Dataset records:
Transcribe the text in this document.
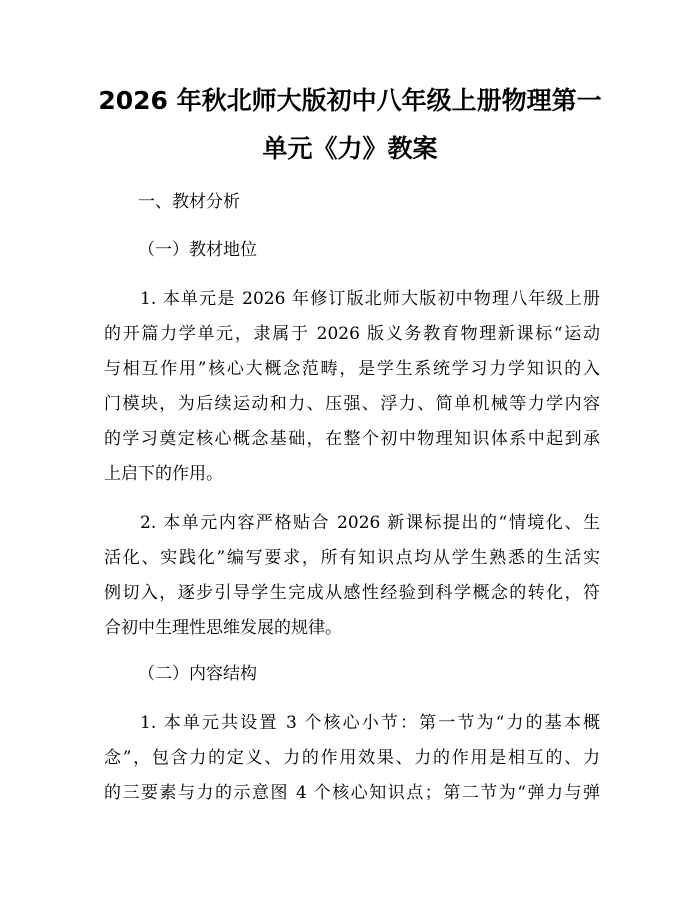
2026 年秋北师大版初中八年级上册物理第一
单元《力》教案
一、教材分析
（一）教材地位
1. 本单元是 2026 年修订版北师大版初中物理八年级上册
的开篇力学单元，隶属于 2026 版义务教育物理新课标“运动
与相互作用”核心大概念范畴，是学生系统学习力学知识的入
门模块，为后续运动和力、压强、浮力、简单机械等力学内容
的学习奠定核心概念基础，在整个初中物理知识体系中起到承
上启下的作用。
2. 本单元内容严格贴合 2026 新课标提出的“情境化、生
活化、实践化”编写要求，所有知识点均从学生熟悉的生活实
例切入，逐步引导学生完成从感性经验到科学概念的转化，符
合初中生理性思维发展的规律。
（二）内容结构
1. 本单元共设置 3 个核心小节：第一节为“力的基本概
念”，包含力的定义、力的作用效果、力的作用是相互的、力
的三要素与力的示意图 4 个核心知识点；第二节为“弹力与弹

TASK DESCRIPTION: Reproduce the listing word for word and omit its pictures.

TASK OUTPUT:
Transcribe the text in this document.
2026 年秋北师大版初中八年级上册物理第一
单元《力》教案
一、教材分析
（一）教材地位
1. 本单元是 2026 年修订版北师大版初中物理八年级上册
的开篇力学单元，隶属于 2026 版义务教育物理新课标“运动
与相互作用”核心大概念范畴，是学生系统学习力学知识的入
门模块，为后续运动和力、压强、浮力、简单机械等力学内容
的学习奠定核心概念基础，在整个初中物理知识体系中起到承
上启下的作用。
2. 本单元内容严格贴合 2026 新课标提出的“情境化、生
活化、实践化”编写要求，所有知识点均从学生熟悉的生活实
例切入，逐步引导学生完成从感性经验到科学概念的转化，符
合初中生理性思维发展的规律。
（二）内容结构
1. 本单元共设置 3 个核心小节：第一节为“力的基本概
念”，包含力的定义、力的作用效果、力的作用是相互的、力
的三要素与力的示意图 4 个核心知识点；第二节为“弹力与弹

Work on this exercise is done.